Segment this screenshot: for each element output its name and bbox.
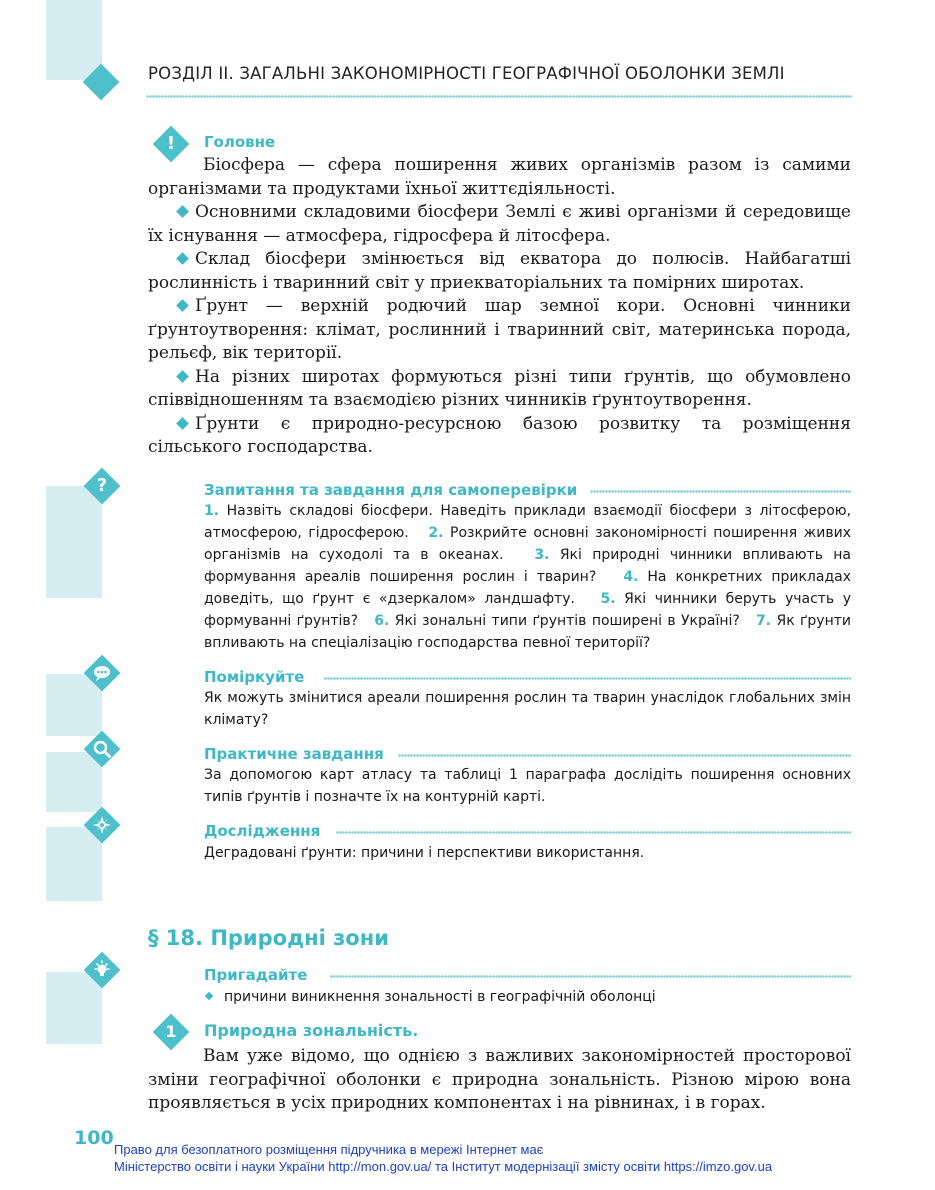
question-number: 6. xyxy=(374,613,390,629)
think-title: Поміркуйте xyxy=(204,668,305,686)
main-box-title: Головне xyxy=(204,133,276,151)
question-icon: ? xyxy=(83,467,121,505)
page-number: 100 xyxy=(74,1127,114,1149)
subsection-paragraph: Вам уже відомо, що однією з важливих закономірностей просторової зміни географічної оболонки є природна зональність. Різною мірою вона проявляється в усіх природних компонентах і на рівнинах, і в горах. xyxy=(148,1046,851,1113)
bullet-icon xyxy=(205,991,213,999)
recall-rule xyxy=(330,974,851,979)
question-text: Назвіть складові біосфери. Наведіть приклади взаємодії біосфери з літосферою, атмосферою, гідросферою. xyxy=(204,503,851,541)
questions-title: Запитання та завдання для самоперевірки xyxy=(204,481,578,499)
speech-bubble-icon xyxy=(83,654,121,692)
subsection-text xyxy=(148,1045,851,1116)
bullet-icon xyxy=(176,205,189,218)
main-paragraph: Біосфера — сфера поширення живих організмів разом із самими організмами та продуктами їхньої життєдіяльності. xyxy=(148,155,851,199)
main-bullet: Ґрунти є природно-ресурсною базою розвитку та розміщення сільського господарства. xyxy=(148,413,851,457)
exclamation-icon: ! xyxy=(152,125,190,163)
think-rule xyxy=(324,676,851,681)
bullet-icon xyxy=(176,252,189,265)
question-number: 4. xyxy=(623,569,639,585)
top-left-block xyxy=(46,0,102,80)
========
Given request: Reproduce every line of the records above without any change, leaving out the pictures.

Full answer:
Segment this screenshot: for each element output its name and bbox.
question-number: 6. xyxy=(374,613,390,629)
think-title: Поміркуйте xyxy=(204,668,305,686)
main-box-title: Головне xyxy=(204,133,276,151)
question-icon: ? xyxy=(83,467,121,505)
page-number: 100 xyxy=(74,1127,114,1149)
subsection-paragraph: Вам уже відомо, що однією з важливих закономірностей просторової зміни географічної оболонки є природна зональність. Різною мірою вона проявляється в усіх природних компонентах і на рівнинах, і в горах. xyxy=(148,1046,851,1113)
bullet-icon xyxy=(205,991,213,999)
recall-rule xyxy=(330,974,851,979)
question-text: Назвіть складові біосфери. Наведіть приклади взаємодії біосфери з літосферою, атмосферою, гідросферою. xyxy=(204,503,851,541)
questions-title: Запитання та завдання для самоперевірки xyxy=(204,481,578,499)
speech-bubble-icon xyxy=(83,654,121,692)
subsection-text xyxy=(148,1045,851,1116)
bullet-icon xyxy=(176,205,189,218)
main-paragraph: Біосфера — сфера поширення живих організмів разом із самими організмами та продуктами їхньої життєдіяльності. xyxy=(148,155,851,199)
main-bullet: Ґрунти є природно-ресурсною базою розвитку та розміщення сільського господарства. xyxy=(148,413,851,457)
exclamation-icon: ! xyxy=(152,125,190,163)
think-rule xyxy=(324,676,851,681)
bullet-icon xyxy=(176,252,189,265)
question-number: 4. xyxy=(623,569,639,585)
top-left-block xyxy=(46,0,102,80)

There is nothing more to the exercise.